» **Provided text**
┏━━

Bye, Bye Bolivia

Why would Bolivia blow off the International Oil industry
unless they already had a long-term, pressure immune alternate buyer
lined up?

BOGOTA — When President Evo Morales nationalized
Bolivia’s gas industry this week, he fulfilled a popular campaign promise
to return his country’s riches to its people. But he may have done more
harm than good to Bolivia’s interests and those of the region, analysts
said

Bolivia boasts the second-largest hydrocarbon reserves in South America,
with an estimated potential value of $70 billion and including nearly
$1 billion in natural gas exports last year. If foreign investors
are scared
off by nationalization, the poorest country in the continent cannot afford
to fully exploit its hydrocarbons sector alone, the analysts say.

Bolivia is easily the most foreign foreign
country we have visited in our peripatetic voyages around the Western
Hemisphere. It is different
in so many ways
and on so many levels that
a visit to Bolivia is more like a trip to another planet than

From the impossibly high Lake Titicaca, the highest
navigable body of water in the world, where people live on stilt houses
over the water, or on masses of interwoven vegetation floating on it,
to the Upper Amazon black market town Santa Cruz, known as the "White
City" and famous as the seat of Bolivia’s two most profitable industries,
oil and cocaine, and as a sort of spook central for the entire Amazon
Basin, the entire landlocked redoubt is a series of unsolvable, inscrutable
Andean and Amazonian riddles.

┗━━

» **Dataset section**

┏━━

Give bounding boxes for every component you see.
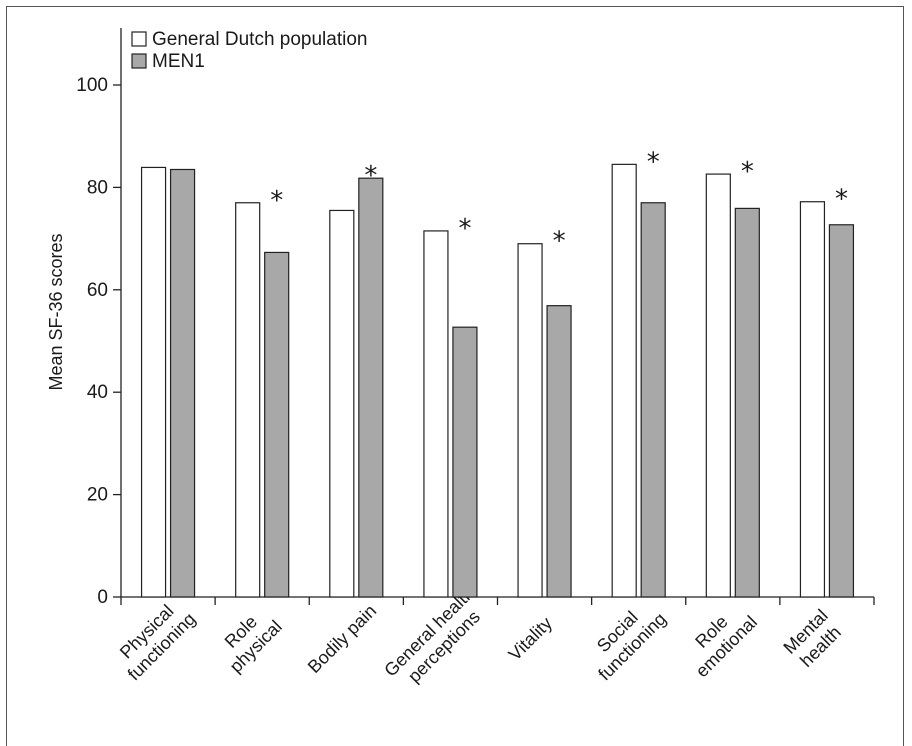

┗━━

» **What to work on**
Reproduce word for word the passage of the text about Bolivia from "From the impossibly" to "and Amazonian riddles.". Work only from the text about Bolivia.

» **Correct output**
From the impossibly high Lake Titicaca, the highest
navigable body of water in the world, where people live on stilt houses
over the water, or on masses of interwoven vegetation floating on it,
to the Upper Amazon black market town Santa Cruz, known as the "White
City" and famous as the seat of Bolivia’s two most profitable industries,
oil and cocaine, and as a sort of spook central for the entire Amazon
Basin, the entire landlocked redoubt is a series of unsolvable, inscrutable
Andean and Amazonian riddles.